TASK OBJECTIVE: Beginning at the line with "Parse this screenshot: output", output each line to the end of the listing below exactly, please.

DATA EXTRACT:
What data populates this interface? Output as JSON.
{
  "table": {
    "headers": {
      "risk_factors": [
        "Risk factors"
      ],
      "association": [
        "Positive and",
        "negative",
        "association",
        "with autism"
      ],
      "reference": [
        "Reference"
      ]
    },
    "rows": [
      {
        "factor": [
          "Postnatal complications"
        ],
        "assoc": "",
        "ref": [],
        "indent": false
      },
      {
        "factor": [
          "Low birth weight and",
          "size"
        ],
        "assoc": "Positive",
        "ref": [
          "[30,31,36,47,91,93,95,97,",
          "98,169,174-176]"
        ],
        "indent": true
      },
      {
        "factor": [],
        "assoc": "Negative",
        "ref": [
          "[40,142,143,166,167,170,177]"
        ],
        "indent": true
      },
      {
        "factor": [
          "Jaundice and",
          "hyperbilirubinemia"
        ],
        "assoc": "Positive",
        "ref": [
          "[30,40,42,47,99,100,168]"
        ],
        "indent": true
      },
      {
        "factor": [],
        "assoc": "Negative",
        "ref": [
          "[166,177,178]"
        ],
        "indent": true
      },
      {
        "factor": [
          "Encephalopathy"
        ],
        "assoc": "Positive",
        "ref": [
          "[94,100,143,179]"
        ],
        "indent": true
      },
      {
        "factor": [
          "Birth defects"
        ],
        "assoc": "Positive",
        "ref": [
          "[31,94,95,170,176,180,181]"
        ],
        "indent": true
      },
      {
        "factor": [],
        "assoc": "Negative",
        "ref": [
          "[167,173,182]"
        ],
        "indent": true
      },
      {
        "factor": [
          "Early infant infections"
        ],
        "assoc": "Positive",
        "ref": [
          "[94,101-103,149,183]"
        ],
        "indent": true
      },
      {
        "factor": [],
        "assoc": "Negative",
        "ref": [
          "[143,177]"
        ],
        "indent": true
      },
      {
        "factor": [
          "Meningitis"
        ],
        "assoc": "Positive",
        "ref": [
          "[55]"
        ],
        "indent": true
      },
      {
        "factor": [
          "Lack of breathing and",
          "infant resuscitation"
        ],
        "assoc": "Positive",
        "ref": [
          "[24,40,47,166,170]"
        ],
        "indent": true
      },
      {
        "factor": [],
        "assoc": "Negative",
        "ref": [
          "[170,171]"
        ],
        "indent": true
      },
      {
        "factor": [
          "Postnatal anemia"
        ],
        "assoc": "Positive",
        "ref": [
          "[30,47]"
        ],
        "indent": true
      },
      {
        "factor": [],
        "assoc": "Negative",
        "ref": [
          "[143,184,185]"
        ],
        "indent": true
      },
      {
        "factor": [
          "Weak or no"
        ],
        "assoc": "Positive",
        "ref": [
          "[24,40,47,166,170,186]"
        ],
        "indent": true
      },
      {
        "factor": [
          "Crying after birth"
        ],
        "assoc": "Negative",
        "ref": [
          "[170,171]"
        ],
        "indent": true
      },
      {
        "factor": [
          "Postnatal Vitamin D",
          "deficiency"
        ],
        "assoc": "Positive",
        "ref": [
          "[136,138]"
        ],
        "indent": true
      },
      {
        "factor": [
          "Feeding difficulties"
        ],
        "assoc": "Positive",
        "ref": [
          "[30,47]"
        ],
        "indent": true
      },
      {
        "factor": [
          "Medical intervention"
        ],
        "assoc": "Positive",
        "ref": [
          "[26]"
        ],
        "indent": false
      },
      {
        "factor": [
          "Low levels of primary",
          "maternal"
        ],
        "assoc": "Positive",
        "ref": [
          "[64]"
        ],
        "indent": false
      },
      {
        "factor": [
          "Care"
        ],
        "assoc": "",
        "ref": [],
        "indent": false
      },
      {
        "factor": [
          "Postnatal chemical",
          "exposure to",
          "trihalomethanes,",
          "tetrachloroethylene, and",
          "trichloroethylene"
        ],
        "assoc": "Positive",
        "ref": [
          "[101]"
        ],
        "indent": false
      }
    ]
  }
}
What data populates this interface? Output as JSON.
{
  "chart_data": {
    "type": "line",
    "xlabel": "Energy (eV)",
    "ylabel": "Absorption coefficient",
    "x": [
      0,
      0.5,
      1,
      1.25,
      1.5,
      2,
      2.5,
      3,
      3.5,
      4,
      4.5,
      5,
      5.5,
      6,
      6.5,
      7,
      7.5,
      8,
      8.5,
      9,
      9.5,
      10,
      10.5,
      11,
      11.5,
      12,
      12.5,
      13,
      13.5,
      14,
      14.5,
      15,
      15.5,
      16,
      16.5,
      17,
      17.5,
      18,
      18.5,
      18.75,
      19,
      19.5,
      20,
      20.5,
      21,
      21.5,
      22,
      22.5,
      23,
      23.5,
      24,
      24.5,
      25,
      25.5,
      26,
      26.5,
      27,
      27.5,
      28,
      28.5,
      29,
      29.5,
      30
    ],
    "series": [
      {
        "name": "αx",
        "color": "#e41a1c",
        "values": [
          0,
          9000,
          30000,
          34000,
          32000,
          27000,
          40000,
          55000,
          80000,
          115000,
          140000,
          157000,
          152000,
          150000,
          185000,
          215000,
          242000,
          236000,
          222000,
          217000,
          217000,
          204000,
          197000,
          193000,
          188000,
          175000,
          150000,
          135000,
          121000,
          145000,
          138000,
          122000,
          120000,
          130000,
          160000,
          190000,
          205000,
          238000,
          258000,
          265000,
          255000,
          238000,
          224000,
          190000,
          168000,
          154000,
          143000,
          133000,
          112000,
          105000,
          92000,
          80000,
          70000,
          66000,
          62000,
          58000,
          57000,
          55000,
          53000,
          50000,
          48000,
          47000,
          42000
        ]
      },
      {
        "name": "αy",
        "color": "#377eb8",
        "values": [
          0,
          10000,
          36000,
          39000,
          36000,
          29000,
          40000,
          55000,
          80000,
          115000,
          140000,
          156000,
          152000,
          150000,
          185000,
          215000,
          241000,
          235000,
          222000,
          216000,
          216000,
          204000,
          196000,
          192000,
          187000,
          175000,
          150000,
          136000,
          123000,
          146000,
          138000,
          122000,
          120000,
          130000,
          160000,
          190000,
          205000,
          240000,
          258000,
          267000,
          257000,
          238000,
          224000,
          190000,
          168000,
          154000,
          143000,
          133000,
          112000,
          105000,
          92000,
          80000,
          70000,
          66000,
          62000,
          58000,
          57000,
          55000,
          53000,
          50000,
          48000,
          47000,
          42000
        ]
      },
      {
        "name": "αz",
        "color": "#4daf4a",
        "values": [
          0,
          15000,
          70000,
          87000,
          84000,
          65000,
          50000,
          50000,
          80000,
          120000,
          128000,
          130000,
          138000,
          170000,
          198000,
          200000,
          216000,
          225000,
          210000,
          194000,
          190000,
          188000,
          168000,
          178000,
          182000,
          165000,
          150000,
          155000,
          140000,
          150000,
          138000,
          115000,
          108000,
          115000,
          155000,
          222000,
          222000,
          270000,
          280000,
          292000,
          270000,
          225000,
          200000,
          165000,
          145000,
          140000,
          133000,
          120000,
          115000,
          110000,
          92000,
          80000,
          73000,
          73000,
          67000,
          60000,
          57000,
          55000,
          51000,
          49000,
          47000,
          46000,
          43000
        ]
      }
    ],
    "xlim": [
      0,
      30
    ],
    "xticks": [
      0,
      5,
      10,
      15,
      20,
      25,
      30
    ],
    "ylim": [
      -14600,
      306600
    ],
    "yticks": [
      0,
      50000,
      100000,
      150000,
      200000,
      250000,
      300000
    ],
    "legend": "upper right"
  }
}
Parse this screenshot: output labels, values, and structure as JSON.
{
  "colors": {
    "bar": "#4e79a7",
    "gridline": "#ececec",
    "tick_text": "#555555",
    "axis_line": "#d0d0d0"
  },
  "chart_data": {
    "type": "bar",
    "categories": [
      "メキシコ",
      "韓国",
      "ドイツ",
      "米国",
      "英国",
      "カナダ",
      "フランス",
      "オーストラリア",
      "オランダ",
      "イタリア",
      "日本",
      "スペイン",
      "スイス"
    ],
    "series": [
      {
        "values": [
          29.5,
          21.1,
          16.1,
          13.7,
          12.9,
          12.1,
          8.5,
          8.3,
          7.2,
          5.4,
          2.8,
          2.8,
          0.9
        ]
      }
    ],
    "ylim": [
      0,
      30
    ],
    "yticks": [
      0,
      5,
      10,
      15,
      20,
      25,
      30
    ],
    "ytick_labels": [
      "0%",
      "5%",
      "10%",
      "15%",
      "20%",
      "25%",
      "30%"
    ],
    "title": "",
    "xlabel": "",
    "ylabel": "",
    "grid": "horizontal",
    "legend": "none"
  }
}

ANSWER FOR THIS EXERCISE:
Parse this screenshot: output labels, values, and structure as JSON.
{
  "colors": {
    "bar": "#4e79a7",
    "gridline": "#ececec",
    "tick_text": "#555555",
    "axis_line": "#d0d0d0"
  },
  "chart_data": {
    "type": "bar",
    "categories": [
      "メキシコ",
      "韓国",
      "ドイツ",
      "米国",
      "英国",
      "カナダ",
      "フランス",
      "オーストラリア",
      "オランダ",
      "イタリア",
      "日本",
      "スペイン",
      "スイス"
    ],
    "series": [
      {
        "values": [
          29.5,
          21.1,
          16.1,
          13.7,
          12.9,
          12.1,
          8.5,
          8.3,
          7.2,
          5.4,
          2.8,
          2.8,
          0.9
        ]
      }
    ],
    "ylim": [
      0,
      30
    ],
    "yticks": [
      0,
      5,
      10,
      15,
      20,
      25,
      30
    ],
    "ytick_labels": [
      "0%",
      "5%",
      "10%",
      "15%",
      "20%",
      "25%",
      "30%"
    ],
    "title": "",
    "xlabel": "",
    "ylabel": "",
    "grid": "horizontal",
    "legend": "none"
  }
}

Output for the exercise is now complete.